>> begin INFORMATION GIVEN
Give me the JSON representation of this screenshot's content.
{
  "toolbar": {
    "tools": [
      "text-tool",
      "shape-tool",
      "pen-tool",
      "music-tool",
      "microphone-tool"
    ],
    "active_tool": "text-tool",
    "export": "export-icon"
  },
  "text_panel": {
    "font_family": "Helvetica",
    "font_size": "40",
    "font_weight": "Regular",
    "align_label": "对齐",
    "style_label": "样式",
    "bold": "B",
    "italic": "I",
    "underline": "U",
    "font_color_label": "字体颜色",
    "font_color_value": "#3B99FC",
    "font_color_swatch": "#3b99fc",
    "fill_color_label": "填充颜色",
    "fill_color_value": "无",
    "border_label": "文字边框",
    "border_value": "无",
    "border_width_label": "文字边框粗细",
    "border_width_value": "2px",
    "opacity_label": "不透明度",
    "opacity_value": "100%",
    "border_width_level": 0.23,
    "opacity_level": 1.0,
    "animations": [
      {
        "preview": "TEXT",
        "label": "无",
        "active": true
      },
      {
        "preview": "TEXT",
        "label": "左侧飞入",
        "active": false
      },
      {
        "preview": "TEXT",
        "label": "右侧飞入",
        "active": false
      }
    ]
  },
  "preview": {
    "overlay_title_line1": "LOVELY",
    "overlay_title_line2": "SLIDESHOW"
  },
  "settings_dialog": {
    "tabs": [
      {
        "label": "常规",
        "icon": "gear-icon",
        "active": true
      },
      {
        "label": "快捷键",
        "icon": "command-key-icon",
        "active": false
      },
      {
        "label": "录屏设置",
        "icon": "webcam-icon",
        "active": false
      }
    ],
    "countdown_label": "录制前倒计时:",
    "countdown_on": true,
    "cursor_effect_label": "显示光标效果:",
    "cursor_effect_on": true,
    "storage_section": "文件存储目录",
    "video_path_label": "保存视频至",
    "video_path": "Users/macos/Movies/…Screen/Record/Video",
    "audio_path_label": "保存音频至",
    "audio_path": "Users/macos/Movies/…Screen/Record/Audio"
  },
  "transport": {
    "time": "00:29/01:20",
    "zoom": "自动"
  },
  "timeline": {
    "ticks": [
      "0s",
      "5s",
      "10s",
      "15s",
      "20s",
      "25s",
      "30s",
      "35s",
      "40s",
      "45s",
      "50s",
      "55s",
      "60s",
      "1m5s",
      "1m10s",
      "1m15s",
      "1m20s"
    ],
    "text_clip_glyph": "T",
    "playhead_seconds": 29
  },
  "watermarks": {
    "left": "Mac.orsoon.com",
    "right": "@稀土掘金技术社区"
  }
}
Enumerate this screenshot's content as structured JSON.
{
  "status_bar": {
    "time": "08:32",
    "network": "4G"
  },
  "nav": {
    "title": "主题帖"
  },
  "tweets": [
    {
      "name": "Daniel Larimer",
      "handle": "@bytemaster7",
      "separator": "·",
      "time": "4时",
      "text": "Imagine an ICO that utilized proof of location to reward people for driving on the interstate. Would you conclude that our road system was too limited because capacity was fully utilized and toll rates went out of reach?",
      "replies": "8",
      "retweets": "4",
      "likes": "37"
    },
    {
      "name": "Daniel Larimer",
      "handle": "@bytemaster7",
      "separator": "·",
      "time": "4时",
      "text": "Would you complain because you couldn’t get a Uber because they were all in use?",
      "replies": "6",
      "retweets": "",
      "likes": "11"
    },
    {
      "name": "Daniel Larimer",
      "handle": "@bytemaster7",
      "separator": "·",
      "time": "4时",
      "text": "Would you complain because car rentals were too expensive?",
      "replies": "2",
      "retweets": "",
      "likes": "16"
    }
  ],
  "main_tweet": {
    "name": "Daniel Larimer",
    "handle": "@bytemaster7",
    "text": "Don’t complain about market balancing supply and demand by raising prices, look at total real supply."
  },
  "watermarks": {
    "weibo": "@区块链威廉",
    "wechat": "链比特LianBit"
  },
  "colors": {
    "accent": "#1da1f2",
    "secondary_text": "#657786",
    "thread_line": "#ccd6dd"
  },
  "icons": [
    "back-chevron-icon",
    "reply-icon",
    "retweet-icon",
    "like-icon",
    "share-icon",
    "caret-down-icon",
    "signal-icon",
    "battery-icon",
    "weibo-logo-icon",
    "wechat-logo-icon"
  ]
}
>> end INFORMATION GIVEN
WHAT YOU HAVE TO DO ▸ Repeat the data verbatim.

RESULT BELOW ▸
Give me the JSON representation of this screenshot's content.
{
  "toolbar": {
    "tools": [
      "text-tool",
      "shape-tool",
      "pen-tool",
      "music-tool",
      "microphone-tool"
    ],
    "active_tool": "text-tool",
    "export": "export-icon"
  },
  "text_panel": {
    "font_family": "Helvetica",
    "font_size": "40",
    "font_weight": "Regular",
    "align_label": "对齐",
    "style_label": "样式",
    "bold": "B",
    "italic": "I",
    "underline": "U",
    "font_color_label": "字体颜色",
    "font_color_value": "#3B99FC",
    "font_color_swatch": "#3b99fc",
    "fill_color_label": "填充颜色",
    "fill_color_value": "无",
    "border_label": "文字边框",
    "border_value": "无",
    "border_width_label": "文字边框粗细",
    "border_width_value": "2px",
    "opacity_label": "不透明度",
    "opacity_value": "100%",
    "border_width_level": 0.23,
    "opacity_level": 1.0,
    "animations": [
      {
        "preview": "TEXT",
        "label": "无",
        "active": true
      },
      {
        "preview": "TEXT",
        "label": "左侧飞入",
        "active": false
      },
      {
        "preview": "TEXT",
        "label": "右侧飞入",
        "active": false
      }
    ]
  },
  "preview": {
    "overlay_title_line1": "LOVELY",
    "overlay_title_line2": "SLIDESHOW"
  },
  "settings_dialog": {
    "tabs": [
      {
        "label": "常规",
        "icon": "gear-icon",
        "active": true
      },
      {
        "label": "快捷键",
        "icon": "command-key-icon",
        "active": false
      },
      {
        "label": "录屏设置",
        "icon": "webcam-icon",
        "active": false
      }
    ],
    "countdown_label": "录制前倒计时:",
    "countdown_on": true,
    "cursor_effect_label": "显示光标效果:",
    "cursor_effect_on": true,
    "storage_section": "文件存储目录",
    "video_path_label": "保存视频至",
    "video_path": "Users/macos/Movies/…Screen/Record/Video",
    "audio_path_label": "保存音频至",
    "audio_path": "Users/macos/Movies/…Screen/Record/Audio"
  },
  "transport": {
    "time": "00:29/01:20",
    "zoom": "自动"
  },
  "timeline": {
    "ticks": [
      "0s",
      "5s",
      "10s",
      "15s",
      "20s",
      "25s",
      "30s",
      "35s",
      "40s",
      "45s",
      "50s",
      "55s",
      "60s",
      "1m5s",
      "1m10s",
      "1m15s",
      "1m20s"
    ],
    "text_clip_glyph": "T",
    "playhead_seconds": 29
  },
  "watermarks": {
    "left": "Mac.orsoon.com",
    "right": "@稀土掘金技术社区"
  }
}
Enumerate this screenshot's content as structured JSON.
{
  "status_bar": {
    "time": "08:32",
    "network": "4G"
  },
  "nav": {
    "title": "主题帖"
  },
  "tweets": [
    {
      "name": "Daniel Larimer",
      "handle": "@bytemaster7",
      "separator": "·",
      "time": "4时",
      "text": "Imagine an ICO that utilized proof of location to reward people for driving on the interstate. Would you conclude that our road system was too limited because capacity was fully utilized and toll rates went out of reach?",
      "replies": "8",
      "retweets": "4",
      "likes": "37"
    },
    {
      "name": "Daniel Larimer",
      "handle": "@bytemaster7",
      "separator": "·",
      "time": "4时",
      "text": "Would you complain because you couldn’t get a Uber because they were all in use?",
      "replies": "6",
      "retweets": "",
      "likes": "11"
    },
    {
      "name": "Daniel Larimer",
      "handle": "@bytemaster7",
      "separator": "·",
      "time": "4时",
      "text": "Would you complain because car rentals were too expensive?",
      "replies": "2",
      "retweets": "",
      "likes": "16"
    }
  ],
  "main_tweet": {
    "name": "Daniel Larimer",
    "handle": "@bytemaster7",
    "text": "Don’t complain about market balancing supply and demand by raising prices, look at total real supply."
  },
  "watermarks": {
    "weibo": "@区块链威廉",
    "wechat": "链比特LianBit"
  },
  "colors": {
    "accent": "#1da1f2",
    "secondary_text": "#657786",
    "thread_line": "#ccd6dd"
  },
  "icons": [
    "back-chevron-icon",
    "reply-icon",
    "retweet-icon",
    "like-icon",
    "share-icon",
    "caret-down-icon",
    "signal-icon",
    "battery-icon",
    "weibo-logo-icon",
    "wechat-logo-icon"
  ]
}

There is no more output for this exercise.